● Data supplied
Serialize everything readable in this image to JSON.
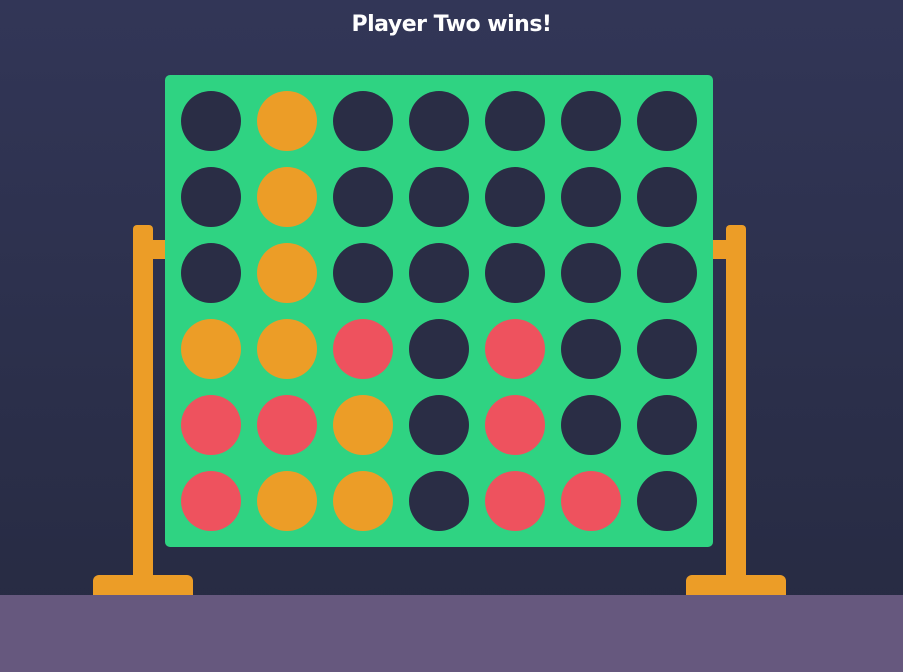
{
  "status": {
    "message": "Player Two wins!"
  },
  "colors": {
    "empty": "#2a2d45",
    "player_one": "#ee525e",
    "player_two": "#ec9d27",
    "board": "#2fd382",
    "stand": "#ec9d27",
    "floor": "#66587e"
  },
  "board": {
    "rows": 6,
    "columns": 7,
    "cells": [
      [
        "empty",
        "two",
        "empty",
        "empty",
        "empty",
        "empty",
        "empty"
      ],
      [
        "empty",
        "two",
        "empty",
        "empty",
        "empty",
        "empty",
        "empty"
      ],
      [
        "empty",
        "two",
        "empty",
        "empty",
        "empty",
        "empty",
        "empty"
      ],
      [
        "two",
        "two",
        "one",
        "empty",
        "one",
        "empty",
        "empty"
      ],
      [
        "one",
        "one",
        "two",
        "empty",
        "one",
        "empty",
        "empty"
      ],
      [
        "one",
        "two",
        "two",
        "empty",
        "one",
        "one",
        "empty"
      ]
    ]
  }
}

● Task instructions
Output the data exactly. Pictures don't belong in the result.

● Response to the task
Serialize everything readable in this image to JSON.
{
  "status": {
    "message": "Player Two wins!"
  },
  "colors": {
    "empty": "#2a2d45",
    "player_one": "#ee525e",
    "player_two": "#ec9d27",
    "board": "#2fd382",
    "stand": "#ec9d27",
    "floor": "#66587e"
  },
  "board": {
    "rows": 6,
    "columns": 7,
    "cells": [
      [
        "empty",
        "two",
        "empty",
        "empty",
        "empty",
        "empty",
        "empty"
      ],
      [
        "empty",
        "two",
        "empty",
        "empty",
        "empty",
        "empty",
        "empty"
      ],
      [
        "empty",
        "two",
        "empty",
        "empty",
        "empty",
        "empty",
        "empty"
      ],
      [
        "two",
        "two",
        "one",
        "empty",
        "one",
        "empty",
        "empty"
      ],
      [
        "one",
        "one",
        "two",
        "empty",
        "one",
        "empty",
        "empty"
      ],
      [
        "one",
        "two",
        "two",
        "empty",
        "one",
        "one",
        "empty"
      ]
    ]
  }
}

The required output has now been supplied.